[Records from a dataset]
╔══

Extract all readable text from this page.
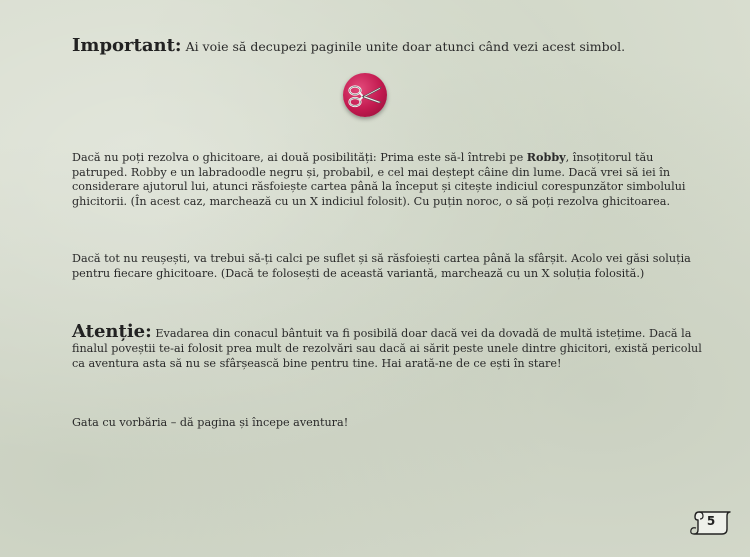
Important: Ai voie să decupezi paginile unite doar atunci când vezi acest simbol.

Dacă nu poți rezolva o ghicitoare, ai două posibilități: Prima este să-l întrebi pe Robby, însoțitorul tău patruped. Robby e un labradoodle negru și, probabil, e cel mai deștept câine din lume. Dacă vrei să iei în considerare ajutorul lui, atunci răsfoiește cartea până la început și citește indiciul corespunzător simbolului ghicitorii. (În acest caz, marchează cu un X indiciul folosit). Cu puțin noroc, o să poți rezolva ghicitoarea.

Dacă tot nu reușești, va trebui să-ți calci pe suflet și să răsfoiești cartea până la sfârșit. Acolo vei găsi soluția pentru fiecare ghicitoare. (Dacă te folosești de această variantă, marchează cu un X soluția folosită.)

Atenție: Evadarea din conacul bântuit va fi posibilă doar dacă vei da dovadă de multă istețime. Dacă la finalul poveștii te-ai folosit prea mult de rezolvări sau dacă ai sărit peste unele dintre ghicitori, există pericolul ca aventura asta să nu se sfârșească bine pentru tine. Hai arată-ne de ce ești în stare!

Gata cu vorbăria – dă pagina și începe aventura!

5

╚══

Say how many lines contain "acest", and give nothing but that number.

# OUTPUT:
2